=== EXERCISE ===
Retype each entry below exactly as it stands.

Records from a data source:

+---+

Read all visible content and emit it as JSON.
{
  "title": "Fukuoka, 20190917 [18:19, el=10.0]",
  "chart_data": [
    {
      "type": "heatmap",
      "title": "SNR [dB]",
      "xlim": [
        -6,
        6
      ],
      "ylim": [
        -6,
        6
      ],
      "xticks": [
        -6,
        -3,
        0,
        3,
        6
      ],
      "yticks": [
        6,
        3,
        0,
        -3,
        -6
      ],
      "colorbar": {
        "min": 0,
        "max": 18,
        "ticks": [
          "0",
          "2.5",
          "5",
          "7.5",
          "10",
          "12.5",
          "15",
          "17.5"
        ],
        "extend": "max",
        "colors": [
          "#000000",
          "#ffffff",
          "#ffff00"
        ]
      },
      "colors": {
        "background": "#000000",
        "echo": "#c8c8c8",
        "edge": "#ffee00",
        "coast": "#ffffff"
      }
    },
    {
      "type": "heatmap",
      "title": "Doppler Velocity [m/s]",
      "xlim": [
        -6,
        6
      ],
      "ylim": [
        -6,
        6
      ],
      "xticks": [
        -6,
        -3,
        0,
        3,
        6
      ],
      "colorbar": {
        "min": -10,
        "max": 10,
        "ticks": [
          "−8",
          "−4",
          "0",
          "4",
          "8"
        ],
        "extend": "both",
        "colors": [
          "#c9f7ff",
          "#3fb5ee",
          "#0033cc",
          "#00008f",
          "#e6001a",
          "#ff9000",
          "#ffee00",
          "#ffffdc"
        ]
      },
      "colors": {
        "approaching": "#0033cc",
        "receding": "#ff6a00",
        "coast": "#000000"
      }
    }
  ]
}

+---+

=== RESPONSE TO THIS EXERCISE ===
Read all visible content and emit it as JSON.
{
  "title": "Fukuoka, 20190917 [18:19, el=10.0]",
  "chart_data": [
    {
      "type": "heatmap",
      "title": "SNR [dB]",
      "xlim": [
        -6,
        6
      ],
      "ylim": [
        -6,
        6
      ],
      "xticks": [
        -6,
        -3,
        0,
        3,
        6
      ],
      "yticks": [
        6,
        3,
        0,
        -3,
        -6
      ],
      "colorbar": {
        "min": 0,
        "max": 18,
        "ticks": [
          "0",
          "2.5",
          "5",
          "7.5",
          "10",
          "12.5",
          "15",
          "17.5"
        ],
        "extend": "max",
        "colors": [
          "#000000",
          "#ffffff",
          "#ffff00"
        ]
      },
      "colors": {
        "background": "#000000",
        "echo": "#c8c8c8",
        "edge": "#ffee00",
        "coast": "#ffffff"
      }
    },
    {
      "type": "heatmap",
      "title": "Doppler Velocity [m/s]",
      "xlim": [
        -6,
        6
      ],
      "ylim": [
        -6,
        6
      ],
      "xticks": [
        -6,
        -3,
        0,
        3,
        6
      ],
      "colorbar": {
        "min": -10,
        "max": 10,
        "ticks": [
          "−8",
          "−4",
          "0",
          "4",
          "8"
        ],
        "extend": "both",
        "colors": [
          "#c9f7ff",
          "#3fb5ee",
          "#0033cc",
          "#00008f",
          "#e6001a",
          "#ff9000",
          "#ffee00",
          "#ffffdc"
        ]
      },
      "colors": {
        "approaching": "#0033cc",
        "receding": "#ff6a00",
        "coast": "#000000"
      }
    }
  ]
}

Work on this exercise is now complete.